CONSEGNA SCRITTA >>
Riprendi il testo sulla chiesa della Beata Vergine dello Spasimo e scrivi il seguito, partendo dopo l'ultima frase riportata.

SEZIONE DEL DOCUMENTO >>
______________________________
Chiesa della Beata Vergine dello Spasimo
La chiesa della Beata Vergine detto anche dello “Spasimo” si trova a sud dell’abitato di
Cerea, dove la strada centrale del paese si biforca in due rami che portano uno a Legnago
e l’altro ad Aselogna.
La sua costruzione risale ai primi anni del 1700 la dove era presente da tempo un capitello
votivo, fatto erigere dall’allora parroco Filipperio come ex voto in seguito alla peste del
1630 e dedicato alla “Madonna dello Spasimo”.
La devozione popolare dell’immagine di Maria Vergine, dipinta sul capitello ed ossequiata
col titolo “delle Grazie”, era talmente nota anche nei paesi vicini che spinse
l’amministrazione comunale del tempo ad erigere una chiesa che inglobasse il primitivo
capitello. La costruzione fu finanziata con le elemosine dei fedeli devoti.
______________________________
ESTRATTO DEI DATI >>
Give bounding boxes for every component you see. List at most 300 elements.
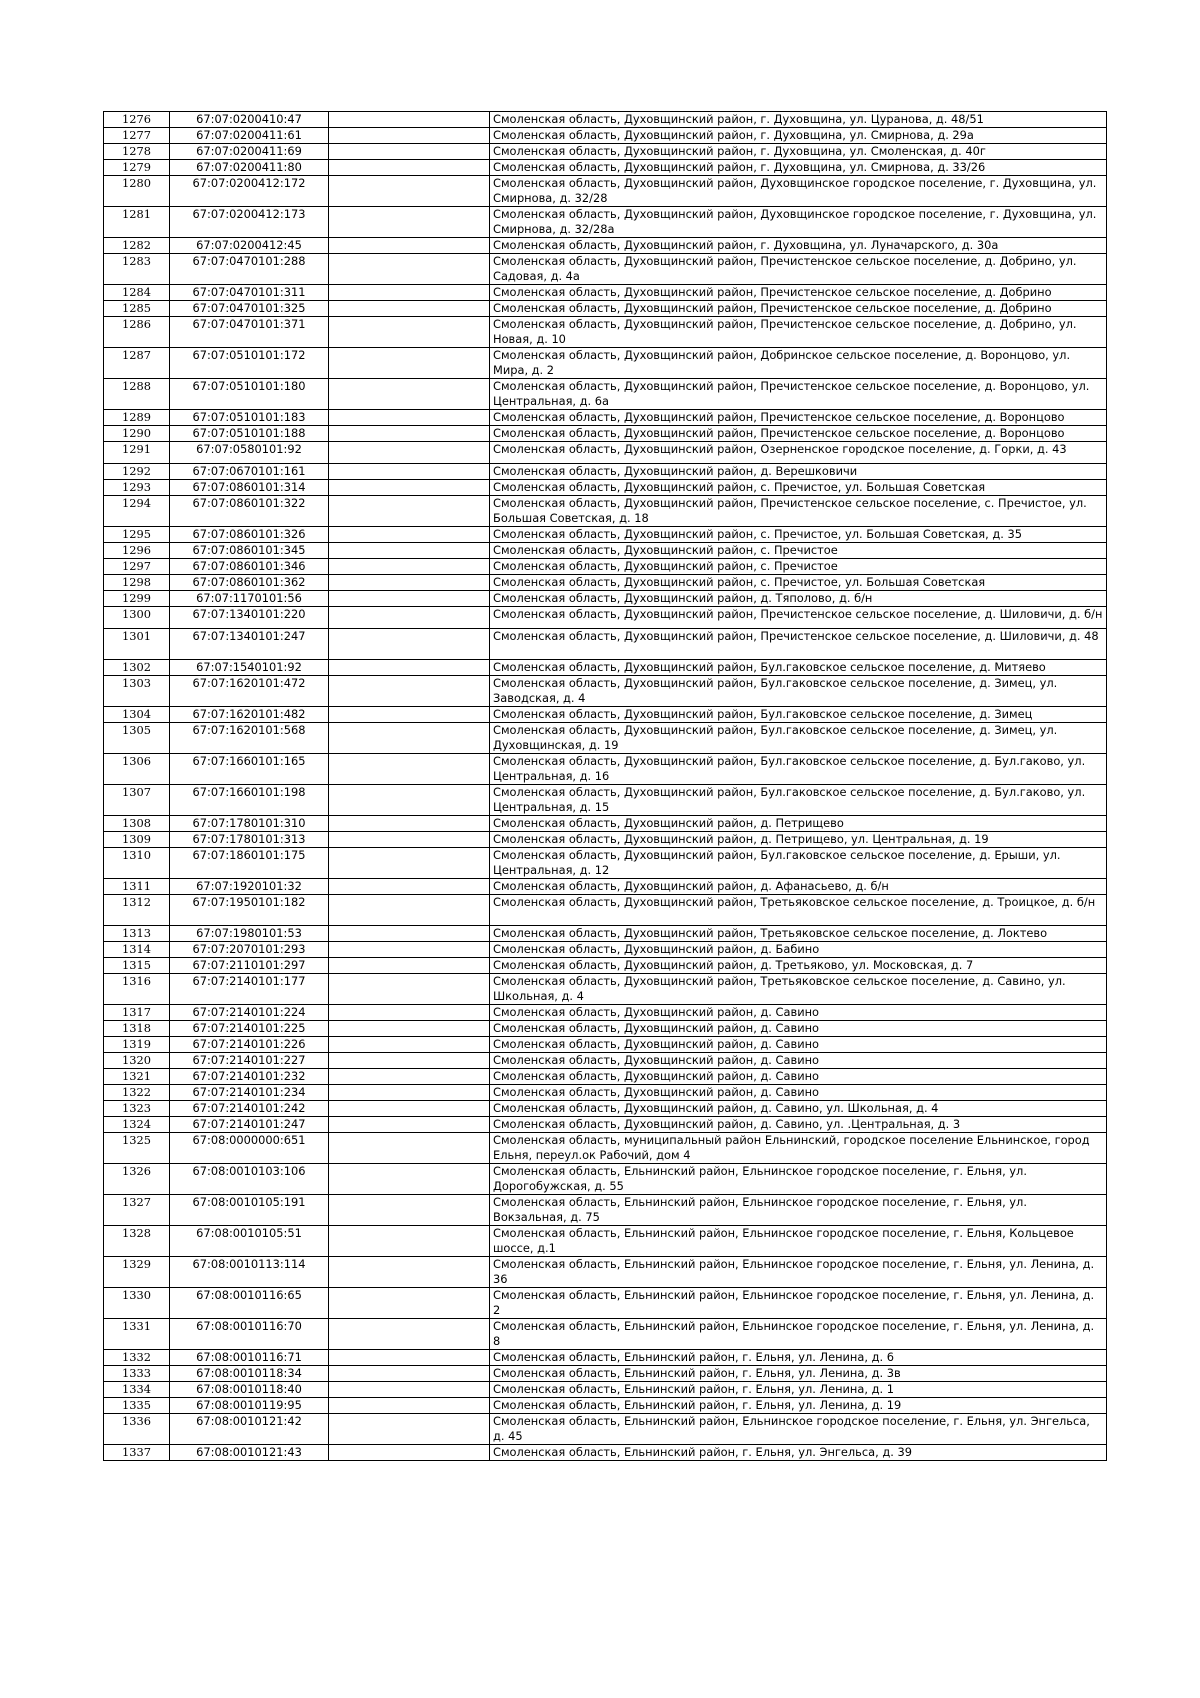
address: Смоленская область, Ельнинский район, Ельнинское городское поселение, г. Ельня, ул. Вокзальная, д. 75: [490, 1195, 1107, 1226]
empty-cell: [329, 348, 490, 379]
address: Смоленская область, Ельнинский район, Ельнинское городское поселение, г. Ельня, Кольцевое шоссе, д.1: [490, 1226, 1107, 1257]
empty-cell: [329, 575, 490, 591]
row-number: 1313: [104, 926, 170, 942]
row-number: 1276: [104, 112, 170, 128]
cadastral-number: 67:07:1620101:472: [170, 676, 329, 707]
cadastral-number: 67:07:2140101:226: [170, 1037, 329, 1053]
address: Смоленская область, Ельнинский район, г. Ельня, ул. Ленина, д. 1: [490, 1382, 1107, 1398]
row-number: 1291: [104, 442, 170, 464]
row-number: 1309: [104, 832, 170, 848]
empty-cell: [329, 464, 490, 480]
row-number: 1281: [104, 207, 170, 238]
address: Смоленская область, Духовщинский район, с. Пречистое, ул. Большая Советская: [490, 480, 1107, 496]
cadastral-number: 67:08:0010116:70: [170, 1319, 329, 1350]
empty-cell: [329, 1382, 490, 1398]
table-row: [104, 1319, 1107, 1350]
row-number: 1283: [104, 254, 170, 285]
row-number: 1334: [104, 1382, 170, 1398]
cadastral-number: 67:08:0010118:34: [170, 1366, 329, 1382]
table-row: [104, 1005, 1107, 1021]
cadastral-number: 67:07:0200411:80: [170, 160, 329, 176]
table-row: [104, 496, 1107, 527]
______________________________
RISPOSTA SCRITTA >>
La chiesa fu consacrato e aperto al culto nel 1716 in occasione della visita pastorale del
Vescovo di Verona Marco Gradenigo, come riportato nell’epigrafe posta sopra la porta
ovest della chiesa.
La facciata è caratterizzata da un doppio ordine di paraste, presente anche in altri edifici di
culto eretti nello stesso periodo nel territorio ceretano, come la Chiesa di San Vito e
l’oratorio della Paganina.
Sotto il timpano della facciata, quale appello propiziatore che si accorda con il ricordo
della tremenda pestilenza, è riportata la seguente scritta:
VIRGO CERETAE BONA CUNCTA DONA ET PROCUL SENPER MALA CUNCTA
PELLE.
Nell’interno degno di interesse è il settecentesco altare maggiore, in marmo, con la parte
superiore che incornicia il dipinto del primitivo capitello affrescato sul retro con una
crocifissione e davanti l’immagine della Vergine Maria. La volta del presbiterio e della
chiesa, ad aula unica, presenta decorazioni parietali eseguite tra il Settecento e
l’Ottocento; non vi sono tele.
Al centro del soffitto è dipinta la Madonna assunta in cielo: il dipinto, di autore ignoto, non
è originale, perché la Madonna è una fedele copia dell’Assunta del Tiziano (1518) che si
trova a Venezia nella Basilica di Santa Maria Gloriosa dei Frari.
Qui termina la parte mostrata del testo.